Instruction: In the entries, find all lines that hold the word "note" and copy them.

'''

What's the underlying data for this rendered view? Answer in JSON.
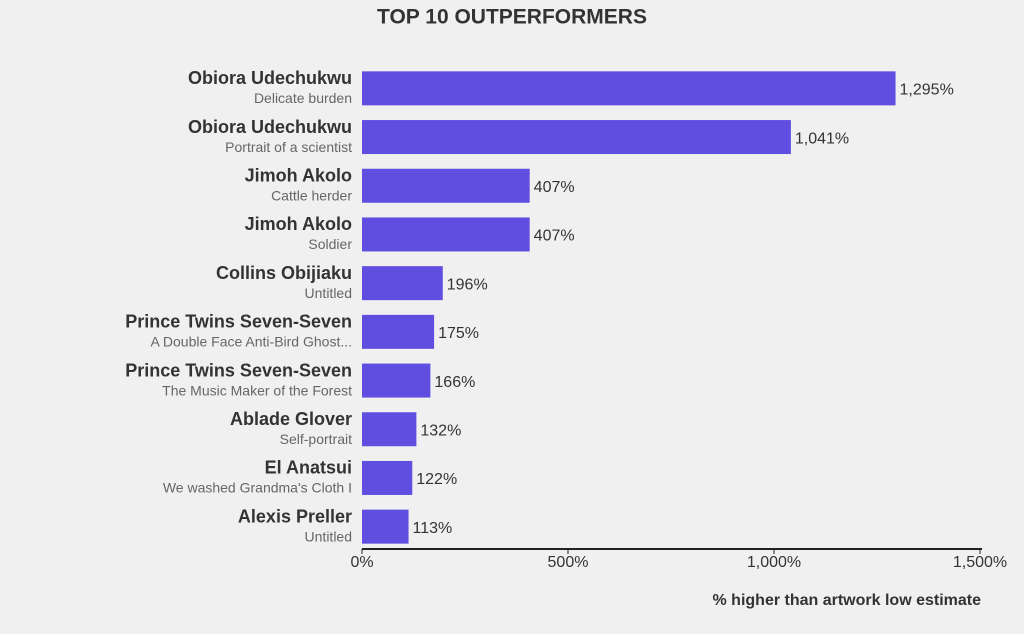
{
  "chart_data": {
    "type": "bar",
    "orientation": "horizontal",
    "title": "TOP 10 OUTPERFORMERS",
    "x_label": "% higher than artwork low estimate",
    "categories": [
      "Obiora Udechukwu",
      "Obiora Udechukwu",
      "Jimoh Akolo",
      "Jimoh Akolo",
      "Collins Obijiaku",
      "Prince Twins Seven-Seven",
      "Prince Twins Seven-Seven",
      "Ablade Glover",
      "El Anatsui",
      "Alexis Preller"
    ],
    "artworks": [
      "Delicate burden",
      "Portrait of a scientist",
      "Cattle herder",
      "Soldier",
      "Untitled",
      "A Double Face Anti-Bird Ghost...",
      "The Music Maker of the Forest",
      "Self-portrait",
      "We washed Grandma's Cloth I",
      "Untitled"
    ],
    "values": [
      1295,
      1041,
      407,
      407,
      196,
      175,
      166,
      132,
      122,
      113
    ],
    "value_labels": [
      "1,295%",
      "1,041%",
      "407%",
      "407%",
      "196%",
      "175%",
      "166%",
      "132%",
      "122%",
      "113%"
    ],
    "color": "#604ee0",
    "xlim": [
      0,
      1500
    ],
    "xticks": [
      {
        "value": 0,
        "label": "0%"
      },
      {
        "value": 500,
        "label": "500%"
      },
      {
        "value": 1000,
        "label": "1,000%"
      },
      {
        "value": 1500,
        "label": "1,500%"
      }
    ]
  }
}
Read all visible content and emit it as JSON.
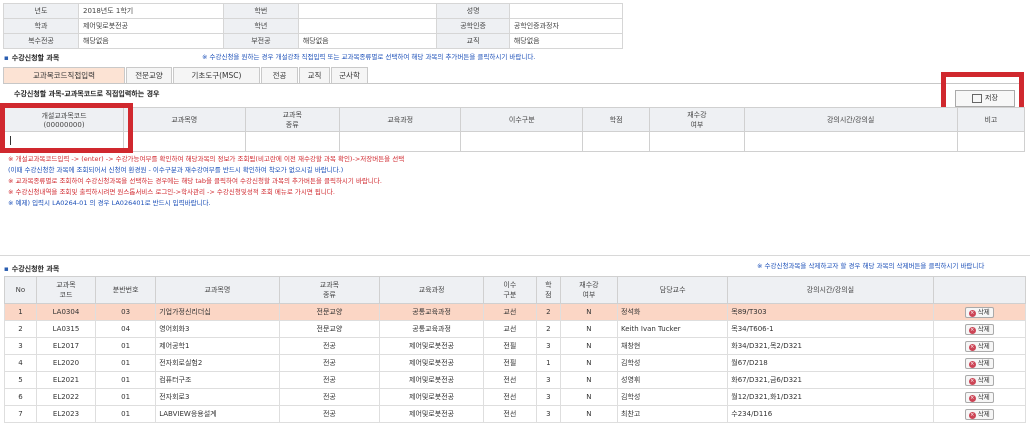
{
  "info": {
    "rows": [
      [
        {
          "l": "년도"
        },
        {
          "v": "2018년도 1학기"
        },
        {
          "l": "학번"
        },
        {
          "v": ""
        },
        {
          "l": "성명"
        },
        {
          "v": ""
        }
      ],
      [
        {
          "l": "학과"
        },
        {
          "v": "제어및로봇전공"
        },
        {
          "l": "학년"
        },
        {
          "v": ""
        },
        {
          "l": "공학인증"
        },
        {
          "v": "공학인증과정자"
        }
      ],
      [
        {
          "l": "복수전공"
        },
        {
          "v": "해당없음"
        },
        {
          "l": "부전공"
        },
        {
          "v": "해당없음"
        },
        {
          "l": "교직"
        },
        {
          "v": "해당없음"
        }
      ]
    ]
  },
  "section1": {
    "title": "수강신청할 과목",
    "note": "※ 수강신청을 원하는 경우 개설강좌 직접입력 또는 교과목종류별로 선택하여 해당 과목의 추가버튼을 클릭하시기 바랍니다."
  },
  "tabs": [
    "교과목코드직접입력",
    "전문교양",
    "기초도구(MSC)",
    "전공",
    "교직",
    "군사학"
  ],
  "subtitle": "수강신청할 과목-교과목코드로 직접입력하는 경우",
  "save_label": "저장",
  "input_grid": {
    "headers": [
      "개설교과목코드\n(00000000)",
      "교과목명",
      "교과목\n종류",
      "교육과정",
      "이수구분",
      "학점",
      "재수강\n여부",
      "강의시간/강의실",
      "비고"
    ]
  },
  "messages": [
    {
      "cls": "red",
      "text": "※ 개설교과목코드입력 -> (enter) -> 수강가능여부를 확인하여 해당과목의 정보가 조회됨(비고란에 이전 재수강할 과목 확인)->저장버튼을 선택"
    },
    {
      "cls": "blue",
      "text": "   (이때 수강신청한 과목에 조회되어서 신청여 환경원 - 이수구분과 재수강여부를 반드시 확인하여 착오가 없으시길 바랍니다.)"
    },
    {
      "cls": "red",
      "text": "※ 교과목종류별로 조회하여 수강신청과목을 선택하는 경우에는 해당 tab을 클릭하여 수강신청할 과목의 추가버튼을 클릭하시기 바랍니다."
    },
    {
      "cls": "red",
      "text": "※ 수강신청내역을 조회및 출력하시려면 원스톱서비스 로그인->학사관리 -> 수강신청및성적 조회 메뉴로 가시면 됩니다."
    },
    {
      "cls": "blue",
      "text": "※ 예제) 입력시 LA0264-01 의 경우 LA026401로 반드시 입력바랍니다."
    }
  ],
  "section2": {
    "title": "수강신청한 과목",
    "note": "※ 수강신청과목을 삭제하고자 할 경우 해당 과목의 삭제버튼을 클릭하시기 바랍니다"
  },
  "enrolled": {
    "headers": [
      "No",
      "교과목\n코드",
      "분반번호",
      "교과목명",
      "교과목\n종류",
      "교육과정",
      "이수\n구분",
      "학\n점",
      "재수강\n여부",
      "담당교수",
      "강의시간/강의실",
      ""
    ],
    "delete_label": "삭제",
    "rows": [
      [
        "1",
        "LA0304",
        "03",
        "기업가정신리더십",
        "전문교양",
        "공통교육과정",
        "교선",
        "2",
        "N",
        "정석화",
        "목89/T303"
      ],
      [
        "2",
        "LA0315",
        "04",
        "영어회화3",
        "전문교양",
        "공통교육과정",
        "교선",
        "2",
        "N",
        "Keith Ivan Tucker",
        "목34/T606-1"
      ],
      [
        "3",
        "EL2017",
        "01",
        "제어공학1",
        "전공",
        "제어및로봇전공",
        "전필",
        "3",
        "N",
        "채창현",
        "화34/D321,목2/D321"
      ],
      [
        "4",
        "EL2020",
        "01",
        "전자회로실험2",
        "전공",
        "제어및로봇전공",
        "전필",
        "1",
        "N",
        "김학성",
        "월67/D218"
      ],
      [
        "5",
        "EL2021",
        "01",
        "컴퓨터구조",
        "전공",
        "제어및로봇전공",
        "전선",
        "3",
        "N",
        "성영휘",
        "화67/D321,금6/D321"
      ],
      [
        "6",
        "EL2022",
        "01",
        "전자회로3",
        "전공",
        "제어및로봇전공",
        "전선",
        "3",
        "N",
        "김학성",
        "월12/D321,화1/D321"
      ],
      [
        "7",
        "EL2023",
        "01",
        "LABVIEW응용설계",
        "전공",
        "제어및로봇전공",
        "전선",
        "3",
        "N",
        "최찬고",
        "수234/D116"
      ]
    ]
  }
}
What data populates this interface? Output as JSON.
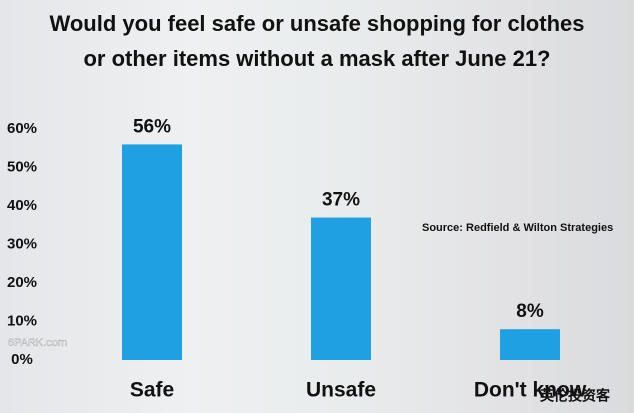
{
  "chart_data": {
    "type": "bar",
    "title": "Would you feel safe or unsafe shopping for clothes or other items without a mask after June 21?",
    "categories": [
      "Safe",
      "Unsafe",
      "Don't know"
    ],
    "values": [
      56,
      37,
      8
    ],
    "value_labels": [
      "56%",
      "37%",
      "8%"
    ],
    "color": "#1fa0e3",
    "ylim": [
      0,
      60
    ],
    "yticks": [
      {
        "value": 0,
        "label": "0%"
      },
      {
        "value": 10,
        "label": "10%"
      },
      {
        "value": 20,
        "label": "20%"
      },
      {
        "value": 30,
        "label": "30%"
      },
      {
        "value": 40,
        "label": "40%"
      },
      {
        "value": 50,
        "label": "50%"
      },
      {
        "value": 60,
        "label": "60%"
      }
    ],
    "grid": false,
    "annotation": "Source: Redfield & Wilton Strategies",
    "watermarks": [
      "6PARK.com",
      "英伦投资客"
    ]
  }
}
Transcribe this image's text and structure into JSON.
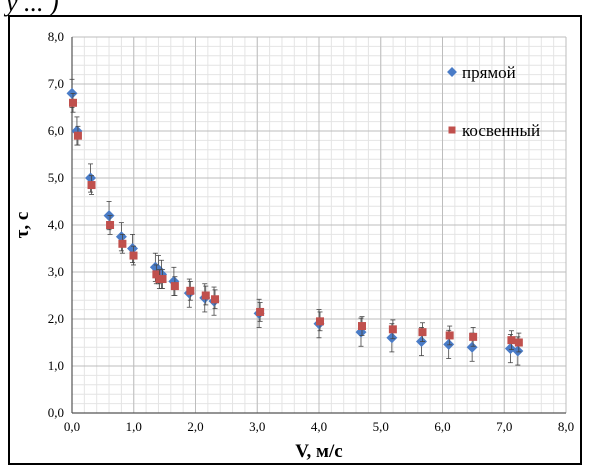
{
  "caption_fragment": "у ... )",
  "chart_data": {
    "type": "scatter",
    "title": "",
    "xlabel": "V, м/с",
    "ylabel": "τ, с",
    "xlim": [
      0,
      8
    ],
    "ylim": [
      0,
      8
    ],
    "x_ticks": [
      "0,0",
      "1,0",
      "2,0",
      "3,0",
      "4,0",
      "5,0",
      "6,0",
      "7,0",
      "8,0"
    ],
    "y_ticks": [
      "0,0",
      "1,0",
      "2,0",
      "3,0",
      "4,0",
      "5,0",
      "6,0",
      "7,0",
      "8,0"
    ],
    "grid": true,
    "minor_grid": true,
    "legend_position": "top-right",
    "series": [
      {
        "name": "прямой",
        "marker": "diamond",
        "color": "#4a7cc7",
        "x": [
          0.0,
          0.08,
          0.3,
          0.6,
          0.8,
          0.98,
          1.35,
          1.4,
          1.45,
          1.65,
          1.9,
          2.15,
          2.3,
          3.03,
          4.0,
          4.68,
          5.18,
          5.66,
          6.1,
          6.48,
          7.1,
          7.22
        ],
        "y": [
          6.8,
          6.0,
          5.0,
          4.2,
          3.75,
          3.5,
          3.1,
          3.05,
          2.95,
          2.8,
          2.55,
          2.45,
          2.38,
          2.12,
          1.9,
          1.72,
          1.6,
          1.52,
          1.46,
          1.4,
          1.37,
          1.32
        ],
        "err": [
          0.3,
          0.3,
          0.3,
          0.3,
          0.3,
          0.3,
          0.3,
          0.3,
          0.3,
          0.3,
          0.3,
          0.3,
          0.3,
          0.3,
          0.3,
          0.3,
          0.3,
          0.3,
          0.3,
          0.3,
          0.3,
          0.3
        ]
      },
      {
        "name": "косвенный",
        "marker": "square",
        "color": "#c0504d",
        "x": [
          0.0,
          0.08,
          0.3,
          0.6,
          0.8,
          0.98,
          1.35,
          1.4,
          1.45,
          1.65,
          1.9,
          2.15,
          2.3,
          3.03,
          4.0,
          4.68,
          5.18,
          5.66,
          6.1,
          6.48,
          7.1,
          7.22
        ],
        "y": [
          6.6,
          5.9,
          4.85,
          4.0,
          3.6,
          3.35,
          2.95,
          2.85,
          2.85,
          2.7,
          2.6,
          2.5,
          2.42,
          2.15,
          1.95,
          1.85,
          1.78,
          1.72,
          1.65,
          1.62,
          1.55,
          1.5
        ],
        "err": [
          0.2,
          0.2,
          0.2,
          0.2,
          0.2,
          0.2,
          0.2,
          0.2,
          0.2,
          0.2,
          0.2,
          0.2,
          0.2,
          0.2,
          0.2,
          0.2,
          0.2,
          0.2,
          0.2,
          0.2,
          0.2,
          0.2
        ]
      }
    ]
  }
}
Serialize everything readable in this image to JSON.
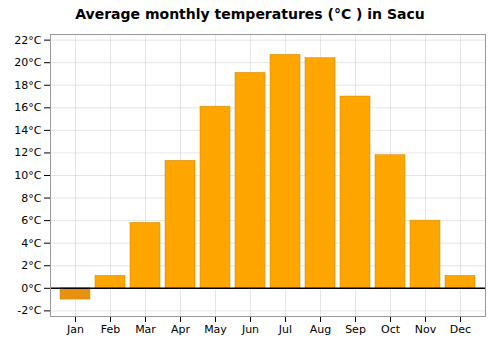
{
  "chart_data": {
    "type": "bar",
    "title": "Average monthly temperatures (°C ) in Sacu",
    "categories": [
      "Jan",
      "Feb",
      "Mar",
      "Apr",
      "May",
      "Jun",
      "Jul",
      "Aug",
      "Sep",
      "Oct",
      "Nov",
      "Dec"
    ],
    "values": [
      -1.0,
      1.1,
      5.8,
      11.3,
      16.1,
      19.1,
      20.7,
      20.4,
      17.0,
      11.8,
      6.0,
      1.1
    ],
    "colors": [
      "#E89010",
      "#FFA500",
      "#FFA500",
      "#FFA500",
      "#FFA500",
      "#FFA500",
      "#FFA500",
      "#FFA500",
      "#FFA500",
      "#FFA500",
      "#FFA500",
      "#FFA500"
    ],
    "ylim": [
      -2.5,
      22.5
    ],
    "yticks": [
      {
        "value": -2,
        "label": "-2°C"
      },
      {
        "value": 0,
        "label": "0°C"
      },
      {
        "value": 2,
        "label": "2°C"
      },
      {
        "value": 4,
        "label": "4°C"
      },
      {
        "value": 6,
        "label": "6°C"
      },
      {
        "value": 8,
        "label": "8°C"
      },
      {
        "value": 10,
        "label": "10°C"
      },
      {
        "value": 12,
        "label": "12°C"
      },
      {
        "value": 14,
        "label": "14°C"
      },
      {
        "value": 16,
        "label": "16°C"
      },
      {
        "value": 18,
        "label": "18°C"
      },
      {
        "value": 20,
        "label": "20°C"
      },
      {
        "value": 22,
        "label": "22°C"
      }
    ],
    "grid": true
  }
}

'''

Expected output:
    "note": "※ 수강신청을 원하는 경우 개설강좌 직접입력 또는 교과목종류별로 선택하여 해당 과목의 추가버튼을 클릭하시기 바랍니다."
    "note": "※ 수강신청과목을 삭제하고자 할 경우 해당 과목의 삭제버튼을 클릭하시기 바랍니다"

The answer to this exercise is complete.